┏━━

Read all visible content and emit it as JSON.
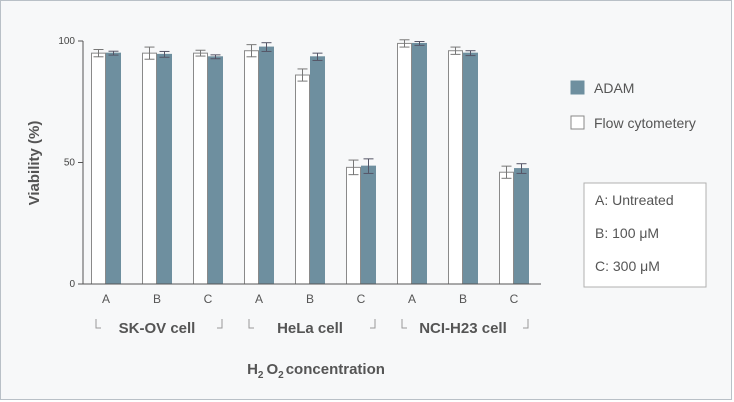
{
  "chart_data": {
    "type": "bar",
    "ylabel": "Viability (%)",
    "xlabel": {
      "main": "H",
      "sub1": "2",
      "mid": "O",
      "sub2": "2",
      "rest": "concentration"
    },
    "ylim": [
      0,
      100
    ],
    "yticks": [
      "0",
      "50",
      "100"
    ],
    "grid": false,
    "categories": [
      "A",
      "B",
      "C",
      "A",
      "B",
      "C",
      "A",
      "B",
      "C"
    ],
    "groups": [
      {
        "label": "SK-OV cell",
        "categories": [
          "A",
          "B",
          "C"
        ]
      },
      {
        "label": "HeLa cell",
        "categories": [
          "A",
          "B",
          "C"
        ]
      },
      {
        "label": "NCI-H23 cell",
        "categories": [
          "A",
          "B",
          "C"
        ]
      }
    ],
    "series": [
      {
        "name": "Flow cytometery",
        "color": "#ffffff",
        "values": [
          95,
          95,
          95,
          96,
          86,
          48,
          99,
          96,
          46
        ],
        "errors": [
          1.5,
          2.5,
          1.2,
          2.5,
          2.5,
          3,
          1.5,
          1.5,
          2.5
        ]
      },
      {
        "name": "ADAM",
        "color": "#6e8f9f",
        "values": [
          95,
          94.5,
          93.5,
          97.5,
          93.5,
          48.5,
          99,
          95,
          47.5
        ],
        "errors": [
          0.8,
          1.2,
          0.8,
          1.8,
          1.5,
          3,
          0.8,
          1,
          2
        ]
      }
    ],
    "legend_placement": "right",
    "annotation": [
      "A: Untreated",
      "B: 100 μM",
      "C: 300 μM"
    ]
  }
}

┗━━

Reproduce each entry precisely, dropping only the pictures.

Result of the exercise:
Read all visible content and emit it as JSON.
{
  "chart_data": {
    "type": "bar",
    "ylabel": "Viability (%)",
    "xlabel": {
      "main": "H",
      "sub1": "2",
      "mid": "O",
      "sub2": "2",
      "rest": "concentration"
    },
    "ylim": [
      0,
      100
    ],
    "yticks": [
      "0",
      "50",
      "100"
    ],
    "grid": false,
    "categories": [
      "A",
      "B",
      "C",
      "A",
      "B",
      "C",
      "A",
      "B",
      "C"
    ],
    "groups": [
      {
        "label": "SK-OV cell",
        "categories": [
          "A",
          "B",
          "C"
        ]
      },
      {
        "label": "HeLa cell",
        "categories": [
          "A",
          "B",
          "C"
        ]
      },
      {
        "label": "NCI-H23 cell",
        "categories": [
          "A",
          "B",
          "C"
        ]
      }
    ],
    "series": [
      {
        "name": "Flow cytometery",
        "color": "#ffffff",
        "values": [
          95,
          95,
          95,
          96,
          86,
          48,
          99,
          96,
          46
        ],
        "errors": [
          1.5,
          2.5,
          1.2,
          2.5,
          2.5,
          3,
          1.5,
          1.5,
          2.5
        ]
      },
      {
        "name": "ADAM",
        "color": "#6e8f9f",
        "values": [
          95,
          94.5,
          93.5,
          97.5,
          93.5,
          48.5,
          99,
          95,
          47.5
        ],
        "errors": [
          0.8,
          1.2,
          0.8,
          1.8,
          1.5,
          3,
          0.8,
          1,
          2
        ]
      }
    ],
    "legend_placement": "right",
    "annotation": [
      "A: Untreated",
      "B: 100 μM",
      "C: 300 μM"
    ]
  }
}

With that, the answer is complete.